YOUR OBJECTIVE | Retype the whole listing below, character for character.

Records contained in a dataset
** begin **

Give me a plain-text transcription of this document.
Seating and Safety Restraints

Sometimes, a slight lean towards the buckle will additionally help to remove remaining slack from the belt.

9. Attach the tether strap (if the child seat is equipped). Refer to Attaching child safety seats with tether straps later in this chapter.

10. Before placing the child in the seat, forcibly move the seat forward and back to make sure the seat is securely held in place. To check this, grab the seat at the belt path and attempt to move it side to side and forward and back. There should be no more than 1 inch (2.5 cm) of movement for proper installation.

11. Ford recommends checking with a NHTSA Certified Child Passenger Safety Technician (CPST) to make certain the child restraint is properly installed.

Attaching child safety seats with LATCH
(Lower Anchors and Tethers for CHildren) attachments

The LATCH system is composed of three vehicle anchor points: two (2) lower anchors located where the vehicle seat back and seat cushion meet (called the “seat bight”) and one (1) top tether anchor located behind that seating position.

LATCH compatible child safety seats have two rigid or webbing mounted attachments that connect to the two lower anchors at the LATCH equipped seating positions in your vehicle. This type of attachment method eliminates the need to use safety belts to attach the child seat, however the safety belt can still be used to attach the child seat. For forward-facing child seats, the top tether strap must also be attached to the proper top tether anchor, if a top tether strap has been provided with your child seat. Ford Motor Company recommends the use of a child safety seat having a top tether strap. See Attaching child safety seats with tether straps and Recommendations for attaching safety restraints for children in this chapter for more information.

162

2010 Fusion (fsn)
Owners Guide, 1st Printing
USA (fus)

** end **

EXERCISE OUTPUT |
Give me a plain-text transcription of this document.
Seating and Safety Restraints

Sometimes, a slight lean towards the buckle will additionally help to remove remaining slack from the belt.

9. Attach the tether strap (if the child seat is equipped). Refer to Attaching child safety seats with tether straps later in this chapter.

10. Before placing the child in the seat, forcibly move the seat forward and back to make sure the seat is securely held in place. To check this, grab the seat at the belt path and attempt to move it side to side and forward and back. There should be no more than 1 inch (2.5 cm) of movement for proper installation.

11. Ford recommends checking with a NHTSA Certified Child Passenger Safety Technician (CPST) to make certain the child restraint is properly installed.

Attaching child safety seats with LATCH
(Lower Anchors and Tethers for CHildren) attachments

The LATCH system is composed of three vehicle anchor points: two (2) lower anchors located where the vehicle seat back and seat cushion meet (called the “seat bight”) and one (1) top tether anchor located behind that seating position.

LATCH compatible child safety seats have two rigid or webbing mounted attachments that connect to the two lower anchors at the LATCH equipped seating positions in your vehicle. This type of attachment method eliminates the need to use safety belts to attach the child seat, however the safety belt can still be used to attach the child seat. For forward-facing child seats, the top tether strap must also be attached to the proper top tether anchor, if a top tether strap has been provided with your child seat. Ford Motor Company recommends the use of a child safety seat having a top tether strap. See Attaching child safety seats with tether straps and Recommendations for attaching safety restraints for children in this chapter for more information.

162

2010 Fusion (fsn)
Owners Guide, 1st Printing
USA (fus)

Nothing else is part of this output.